WHAT TO PRODUCE:
Repeat the material exactly, every line of it.

-- start of EXERCISE INPUT --

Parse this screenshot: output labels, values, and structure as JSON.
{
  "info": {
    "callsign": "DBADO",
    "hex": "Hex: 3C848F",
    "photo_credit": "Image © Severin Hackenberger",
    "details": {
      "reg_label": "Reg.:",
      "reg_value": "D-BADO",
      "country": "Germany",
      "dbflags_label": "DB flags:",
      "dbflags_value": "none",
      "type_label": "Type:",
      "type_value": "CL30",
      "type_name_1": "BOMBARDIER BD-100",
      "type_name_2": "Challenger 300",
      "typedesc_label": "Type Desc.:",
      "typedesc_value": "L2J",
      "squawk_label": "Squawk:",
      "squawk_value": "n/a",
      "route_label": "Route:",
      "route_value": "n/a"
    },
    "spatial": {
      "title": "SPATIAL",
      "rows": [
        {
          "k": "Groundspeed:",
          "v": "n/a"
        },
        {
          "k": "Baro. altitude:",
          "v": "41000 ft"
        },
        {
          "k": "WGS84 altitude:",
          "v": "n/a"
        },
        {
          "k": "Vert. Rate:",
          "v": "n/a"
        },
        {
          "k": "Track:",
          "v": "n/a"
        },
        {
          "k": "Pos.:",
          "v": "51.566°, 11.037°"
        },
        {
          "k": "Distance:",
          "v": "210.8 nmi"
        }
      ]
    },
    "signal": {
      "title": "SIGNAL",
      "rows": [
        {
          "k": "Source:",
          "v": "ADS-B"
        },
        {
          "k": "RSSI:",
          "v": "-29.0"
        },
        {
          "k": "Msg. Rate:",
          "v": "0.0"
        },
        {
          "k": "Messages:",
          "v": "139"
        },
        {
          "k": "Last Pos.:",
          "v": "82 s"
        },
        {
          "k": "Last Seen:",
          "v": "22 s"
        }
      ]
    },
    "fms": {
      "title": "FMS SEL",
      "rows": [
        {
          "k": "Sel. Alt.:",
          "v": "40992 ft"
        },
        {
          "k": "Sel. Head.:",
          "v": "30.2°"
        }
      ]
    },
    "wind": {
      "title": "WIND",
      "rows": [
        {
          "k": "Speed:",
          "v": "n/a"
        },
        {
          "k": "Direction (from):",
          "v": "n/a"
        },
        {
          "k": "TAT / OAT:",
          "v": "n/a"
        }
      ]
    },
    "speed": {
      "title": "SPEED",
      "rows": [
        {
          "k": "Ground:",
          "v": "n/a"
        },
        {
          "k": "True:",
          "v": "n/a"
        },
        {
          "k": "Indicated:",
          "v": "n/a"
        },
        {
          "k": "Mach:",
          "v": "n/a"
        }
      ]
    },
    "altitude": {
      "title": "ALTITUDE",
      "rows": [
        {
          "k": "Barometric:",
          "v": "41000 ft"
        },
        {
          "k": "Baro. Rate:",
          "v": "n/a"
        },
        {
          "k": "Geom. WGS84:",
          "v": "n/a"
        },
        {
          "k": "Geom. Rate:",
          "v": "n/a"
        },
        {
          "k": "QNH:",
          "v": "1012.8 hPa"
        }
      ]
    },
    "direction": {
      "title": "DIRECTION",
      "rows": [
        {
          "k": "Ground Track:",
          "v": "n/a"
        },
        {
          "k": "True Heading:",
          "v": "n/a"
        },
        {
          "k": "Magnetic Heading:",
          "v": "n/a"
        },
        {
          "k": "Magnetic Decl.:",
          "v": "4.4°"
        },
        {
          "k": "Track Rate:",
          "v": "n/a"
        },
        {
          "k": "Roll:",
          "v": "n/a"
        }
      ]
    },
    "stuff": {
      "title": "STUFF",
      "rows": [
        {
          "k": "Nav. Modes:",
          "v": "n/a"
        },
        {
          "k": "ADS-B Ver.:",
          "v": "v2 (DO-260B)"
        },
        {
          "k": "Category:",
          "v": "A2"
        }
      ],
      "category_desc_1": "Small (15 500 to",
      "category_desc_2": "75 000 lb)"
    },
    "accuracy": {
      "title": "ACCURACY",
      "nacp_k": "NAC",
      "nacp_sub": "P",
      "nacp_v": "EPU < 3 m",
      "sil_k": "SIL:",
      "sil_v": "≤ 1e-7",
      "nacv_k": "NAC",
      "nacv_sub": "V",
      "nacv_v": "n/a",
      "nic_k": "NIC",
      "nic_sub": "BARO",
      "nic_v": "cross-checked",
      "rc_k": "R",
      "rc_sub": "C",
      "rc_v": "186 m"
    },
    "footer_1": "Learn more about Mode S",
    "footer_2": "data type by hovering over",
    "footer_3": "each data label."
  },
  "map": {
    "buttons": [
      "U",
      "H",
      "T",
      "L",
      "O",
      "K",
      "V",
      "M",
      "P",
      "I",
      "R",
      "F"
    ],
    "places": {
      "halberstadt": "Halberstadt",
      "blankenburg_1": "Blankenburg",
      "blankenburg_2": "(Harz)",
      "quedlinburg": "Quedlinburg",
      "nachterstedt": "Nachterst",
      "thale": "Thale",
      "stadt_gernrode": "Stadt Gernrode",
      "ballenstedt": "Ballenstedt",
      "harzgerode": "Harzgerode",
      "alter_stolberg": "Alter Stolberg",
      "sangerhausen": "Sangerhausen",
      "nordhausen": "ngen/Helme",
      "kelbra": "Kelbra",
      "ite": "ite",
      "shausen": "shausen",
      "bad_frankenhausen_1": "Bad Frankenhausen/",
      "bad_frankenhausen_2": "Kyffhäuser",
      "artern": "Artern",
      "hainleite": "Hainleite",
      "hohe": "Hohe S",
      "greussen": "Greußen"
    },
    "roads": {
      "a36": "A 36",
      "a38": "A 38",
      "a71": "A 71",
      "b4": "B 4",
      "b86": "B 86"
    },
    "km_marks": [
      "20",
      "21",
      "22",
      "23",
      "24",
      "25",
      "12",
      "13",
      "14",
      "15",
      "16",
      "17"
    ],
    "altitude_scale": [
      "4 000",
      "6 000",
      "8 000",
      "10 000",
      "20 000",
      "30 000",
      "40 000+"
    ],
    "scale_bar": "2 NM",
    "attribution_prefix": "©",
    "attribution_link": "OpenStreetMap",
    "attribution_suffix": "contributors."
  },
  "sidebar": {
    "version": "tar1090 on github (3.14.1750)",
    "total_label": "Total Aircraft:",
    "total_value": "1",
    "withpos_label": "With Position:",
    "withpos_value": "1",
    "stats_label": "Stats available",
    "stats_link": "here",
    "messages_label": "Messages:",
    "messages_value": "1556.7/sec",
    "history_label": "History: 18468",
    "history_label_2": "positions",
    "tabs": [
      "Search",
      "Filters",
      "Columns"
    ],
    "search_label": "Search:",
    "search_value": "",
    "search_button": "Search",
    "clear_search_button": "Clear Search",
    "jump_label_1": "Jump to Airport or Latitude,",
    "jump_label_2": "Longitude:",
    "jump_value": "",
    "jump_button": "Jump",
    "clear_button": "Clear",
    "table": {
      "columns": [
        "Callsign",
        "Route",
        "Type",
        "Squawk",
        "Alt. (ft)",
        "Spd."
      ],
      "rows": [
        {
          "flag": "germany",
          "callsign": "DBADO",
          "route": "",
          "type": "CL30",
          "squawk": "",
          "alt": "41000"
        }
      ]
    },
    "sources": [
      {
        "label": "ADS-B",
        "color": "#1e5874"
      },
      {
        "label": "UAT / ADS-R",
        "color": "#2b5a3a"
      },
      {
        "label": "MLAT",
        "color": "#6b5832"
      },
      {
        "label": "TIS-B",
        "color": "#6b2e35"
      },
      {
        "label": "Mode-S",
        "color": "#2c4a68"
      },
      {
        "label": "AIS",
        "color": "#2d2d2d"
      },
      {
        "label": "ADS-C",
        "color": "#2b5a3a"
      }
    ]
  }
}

-- end of EXERCISE INPUT --

RESPONSE TO THIS EXERCISE:
Parse this screenshot: output labels, values, and structure as JSON.
{
  "info": {
    "callsign": "DBADO",
    "hex": "Hex: 3C848F",
    "photo_credit": "Image © Severin Hackenberger",
    "details": {
      "reg_label": "Reg.:",
      "reg_value": "D-BADO",
      "country": "Germany",
      "dbflags_label": "DB flags:",
      "dbflags_value": "none",
      "type_label": "Type:",
      "type_value": "CL30",
      "type_name_1": "BOMBARDIER BD-100",
      "type_name_2": "Challenger 300",
      "typedesc_label": "Type Desc.:",
      "typedesc_value": "L2J",
      "squawk_label": "Squawk:",
      "squawk_value": "n/a",
      "route_label": "Route:",
      "route_value": "n/a"
    },
    "spatial": {
      "title": "SPATIAL",
      "rows": [
        {
          "k": "Groundspeed:",
          "v": "n/a"
        },
        {
          "k": "Baro. altitude:",
          "v": "41000 ft"
        },
        {
          "k": "WGS84 altitude:",
          "v": "n/a"
        },
        {
          "k": "Vert. Rate:",
          "v": "n/a"
        },
        {
          "k": "Track:",
          "v": "n/a"
        },
        {
          "k": "Pos.:",
          "v": "51.566°, 11.037°"
        },
        {
          "k": "Distance:",
          "v": "210.8 nmi"
        }
      ]
    },
    "signal": {
      "title": "SIGNAL",
      "rows": [
        {
          "k": "Source:",
          "v": "ADS-B"
        },
        {
          "k": "RSSI:",
          "v": "-29.0"
        },
        {
          "k": "Msg. Rate:",
          "v": "0.0"
        },
        {
          "k": "Messages:",
          "v": "139"
        },
        {
          "k": "Last Pos.:",
          "v": "82 s"
        },
        {
          "k": "Last Seen:",
          "v": "22 s"
        }
      ]
    },
    "fms": {
      "title": "FMS SEL",
      "rows": [
        {
          "k": "Sel. Alt.:",
          "v": "40992 ft"
        },
        {
          "k": "Sel. Head.:",
          "v": "30.2°"
        }
      ]
    },
    "wind": {
      "title": "WIND",
      "rows": [
        {
          "k": "Speed:",
          "v": "n/a"
        },
        {
          "k": "Direction (from):",
          "v": "n/a"
        },
        {
          "k": "TAT / OAT:",
          "v": "n/a"
        }
      ]
    },
    "speed": {
      "title": "SPEED",
      "rows": [
        {
          "k": "Ground:",
          "v": "n/a"
        },
        {
          "k": "True:",
          "v": "n/a"
        },
        {
          "k": "Indicated:",
          "v": "n/a"
        },
        {
          "k": "Mach:",
          "v": "n/a"
        }
      ]
    },
    "altitude": {
      "title": "ALTITUDE",
      "rows": [
        {
          "k": "Barometric:",
          "v": "41000 ft"
        },
        {
          "k": "Baro. Rate:",
          "v": "n/a"
        },
        {
          "k": "Geom. WGS84:",
          "v": "n/a"
        },
        {
          "k": "Geom. Rate:",
          "v": "n/a"
        },
        {
          "k": "QNH:",
          "v": "1012.8 hPa"
        }
      ]
    },
    "direction": {
      "title": "DIRECTION",
      "rows": [
        {
          "k": "Ground Track:",
          "v": "n/a"
        },
        {
          "k": "True Heading:",
          "v": "n/a"
        },
        {
          "k": "Magnetic Heading:",
          "v": "n/a"
        },
        {
          "k": "Magnetic Decl.:",
          "v": "4.4°"
        },
        {
          "k": "Track Rate:",
          "v": "n/a"
        },
        {
          "k": "Roll:",
          "v": "n/a"
        }
      ]
    },
    "stuff": {
      "title": "STUFF",
      "rows": [
        {
          "k": "Nav. Modes:",
          "v": "n/a"
        },
        {
          "k": "ADS-B Ver.:",
          "v": "v2 (DO-260B)"
        },
        {
          "k": "Category:",
          "v": "A2"
        }
      ],
      "category_desc_1": "Small (15 500 to",
      "category_desc_2": "75 000 lb)"
    },
    "accuracy": {
      "title": "ACCURACY",
      "nacp_k": "NAC",
      "nacp_sub": "P",
      "nacp_v": "EPU < 3 m",
      "sil_k": "SIL:",
      "sil_v": "≤ 1e-7",
      "nacv_k": "NAC",
      "nacv_sub": "V",
      "nacv_v": "n/a",
      "nic_k": "NIC",
      "nic_sub": "BARO",
      "nic_v": "cross-checked",
      "rc_k": "R",
      "rc_sub": "C",
      "rc_v": "186 m"
    },
    "footer_1": "Learn more about Mode S",
    "footer_2": "data type by hovering over",
    "footer_3": "each data label."
  },
  "map": {
    "buttons": [
      "U",
      "H",
      "T",
      "L",
      "O",
      "K",
      "V",
      "M",
      "P",
      "I",
      "R",
      "F"
    ],
    "places": {
      "halberstadt": "Halberstadt",
      "blankenburg_1": "Blankenburg",
      "blankenburg_2": "(Harz)",
      "quedlinburg": "Quedlinburg",
      "nachterstedt": "Nachterst",
      "thale": "Thale",
      "stadt_gernrode": "Stadt Gernrode",
      "ballenstedt": "Ballenstedt",
      "harzgerode": "Harzgerode",
      "alter_stolberg": "Alter Stolberg",
      "sangerhausen": "Sangerhausen",
      "nordhausen": "ngen/Helme",
      "kelbra": "Kelbra",
      "ite": "ite",
      "shausen": "shausen",
      "bad_frankenhausen_1": "Bad Frankenhausen/",
      "bad_frankenhausen_2": "Kyffhäuser",
      "artern": "Artern",
      "hainleite": "Hainleite",
      "hohe": "Hohe S",
      "greussen": "Greußen"
    },
    "roads": {
      "a36": "A 36",
      "a38": "A 38",
      "a71": "A 71",
      "b4": "B 4",
      "b86": "B 86"
    },
    "km_marks": [
      "20",
      "21",
      "22",
      "23",
      "24",
      "25",
      "12",
      "13",
      "14",
      "15",
      "16",
      "17"
    ],
    "altitude_scale": [
      "4 000",
      "6 000",
      "8 000",
      "10 000",
      "20 000",
      "30 000",
      "40 000+"
    ],
    "scale_bar": "2 NM",
    "attribution_prefix": "©",
    "attribution_link": "OpenStreetMap",
    "attribution_suffix": "contributors."
  },
  "sidebar": {
    "version": "tar1090 on github (3.14.1750)",
    "total_label": "Total Aircraft:",
    "total_value": "1",
    "withpos_label": "With Position:",
    "withpos_value": "1",
    "stats_label": "Stats available",
    "stats_link": "here",
    "messages_label": "Messages:",
    "messages_value": "1556.7/sec",
    "history_label": "History: 18468",
    "history_label_2": "positions",
    "tabs": [
      "Search",
      "Filters",
      "Columns"
    ],
    "search_label": "Search:",
    "search_value": "",
    "search_button": "Search",
    "clear_search_button": "Clear Search",
    "jump_label_1": "Jump to Airport or Latitude,",
    "jump_label_2": "Longitude:",
    "jump_value": "",
    "jump_button": "Jump",
    "clear_button": "Clear",
    "table": {
      "columns": [
        "Callsign",
        "Route",
        "Type",
        "Squawk",
        "Alt. (ft)",
        "Spd."
      ],
      "rows": [
        {
          "flag": "germany",
          "callsign": "DBADO",
          "route": "",
          "type": "CL30",
          "squawk": "",
          "alt": "41000"
        }
      ]
    },
    "sources": [
      {
        "label": "ADS-B",
        "color": "#1e5874"
      },
      {
        "label": "UAT / ADS-R",
        "color": "#2b5a3a"
      },
      {
        "label": "MLAT",
        "color": "#6b5832"
      },
      {
        "label": "TIS-B",
        "color": "#6b2e35"
      },
      {
        "label": "Mode-S",
        "color": "#2c4a68"
      },
      {
        "label": "AIS",
        "color": "#2d2d2d"
      },
      {
        "label": "ADS-C",
        "color": "#2b5a3a"
      }
    ]
  }
}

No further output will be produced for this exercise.